## Required work
a: Translate this sentence from the Twitter poll post into Spanish: "Metro would probably do something similar to this."
b: Please copy the Twitter poll post word for word from "A few transit" to "similar to this.".

## Extract
------------
Poll: multiple Twitter accounts for service updates?

Yesterday we told you how to sign up for text message service alerts from Metro’s Twitter account @MetroLAalerts.

Commenter B. Kuo brought up an idea – something that some at Metro have been kicking around for a while – suggesting that Metro should have multiple service alert Twitter accounts so that riders can choose to follow only the lines that matter to them. It’s a good idea, especially if you’ve hooked your phone up to Twitter – you probably don’t care to be text messaged regarding a line you don’t ride.

A few transit agencies do this very thing – locally there’s Metrolink which has unique Twitter accounts for each of its seven commuter lines. On a larger scale there’s the Chicago Transit Authority (CTA). They have Twitter accounts for each rail line (eight in total) and one catch-all account for CTA buses. Metro would probably do something similar to this.

The @CTAtweet account, from a third party, consolidates all of CTA’s various Twitter accounts into one account. One thing to note: despite the size of the CTA’s system, their Twitter accounts have a very small number of followers, and the bus alerts Twitter hasn’t been updated since July 6th.

Do you think Metro should offer multiple service alert Twitter accounts? Would you actually use them? Keep in mind that Metro’s Twitter initiative is still a work in progress – and most Twitter updates are handled by a Metro planner who’s passionate about improving the experience for riders but might not have to time to manage updating multiple accounts.

Take the poll and share your thoughts in the comments.

4 replies

  1. It seems as though having a single account for various lines could get a little cumbersome; I can forsee a logistical nightmare for the person responsible for updating Metro riders.

    Why not create a rail account and bus account and use hashtags for the separate lines (e.g., #MBL or #4 for the Blue Line and bus line 4, respectively)? That way, at least, people with phone apps such as TweetDeck can follow the lines they want. (I realize this is also flawed being that Twitter itself doesn’t allow you to follow hashtags per se.)

    I agree with Elvi on her solution but I can see that costing Metro a lot, too.
------------
## Information supplied
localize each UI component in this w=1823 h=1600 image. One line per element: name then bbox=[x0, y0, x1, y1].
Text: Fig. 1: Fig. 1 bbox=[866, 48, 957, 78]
------------
## Task solutions
a: Metro probablemente haría algo similar a esto.

b:
A few transit agencies do this very thing – locally there’s Metrolink which has unique Twitter accounts for each of its seven commuter lines. On a larger scale there’s the Chicago Transit Authority (CTA). They have Twitter accounts for each rail line (eight in total) and one catch-all account for CTA buses. Metro would probably do something similar to this.